## Exercise description:
State how many lines of the entries below hold the word "this"; reply with nothing but the number.

## Information shown:
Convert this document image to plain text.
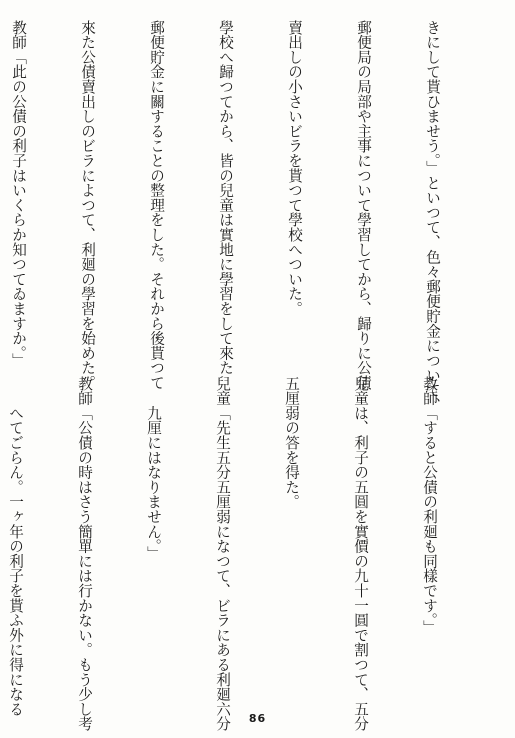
きにして貰ひませう。」といつて、色々郵便貯金について、

郵便局の局部や主事について學習してから、歸りに公債

賣出しの小さいビラを貰つて學校へついた。

學校へ歸つてから、皆の兒童は實地に學習をして來た

郵便貯金に關することの整理をした。それから後貰つて

來た公債賣出しのビラによつて、利廻の學習を始めた。

教師「此の公債の利子はいくらか知つてゐますか。」

教師「すると公債の利廻も同樣です。」

兒童は、利子の五圓を實價の九十一圓で割つて、五分

五厘弱の答を得た。

兒童「先生五分五厘弱になつて、ビラにある利廻六分

　　九厘にはなりません。」

教師「公債の時はさう簡單には行かない。もう少し考

　　へてごらん。一ヶ年の利子を貰ふ外に得になる

86
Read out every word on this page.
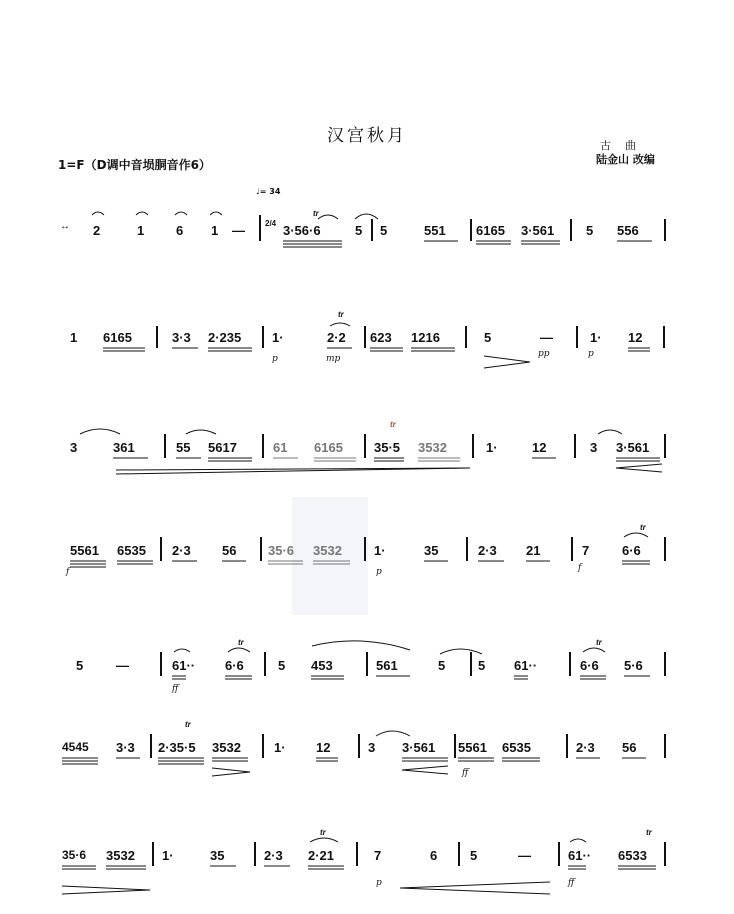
汉宫秋月	古曲
陆金山 改编
1=F（D调中音埙胴音作6）
♩= 34
↔ 2	1 6 1 —	2/4 3·56·6	5 5	551 6165 3·561 5 556
tr
1 6165	3·3 2·235 1·	2·2 623 1216	5	—	1· 12
tr
p	mp	pp	p
3	361	55 5617	61 6165 35·5 3532	1·	12	3 3·561
tr
5561 6535 2·3 56 35·6 3532 1·	35	2·3 21	7	6·6
tr
f	p	f
5	—	61·· 6·6	5 453	561	5	5 61··	6·6 5·6
tr	tr
ff
4545 3·3 2·35·5 3532	1· 12	3 3·561 5561 6535	2·3 56
tr
ff
35·6 3532 1·	35	2·3 2·21	7	6	5	—	61·· 6533
tr	tr
p	ff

## Answer:
2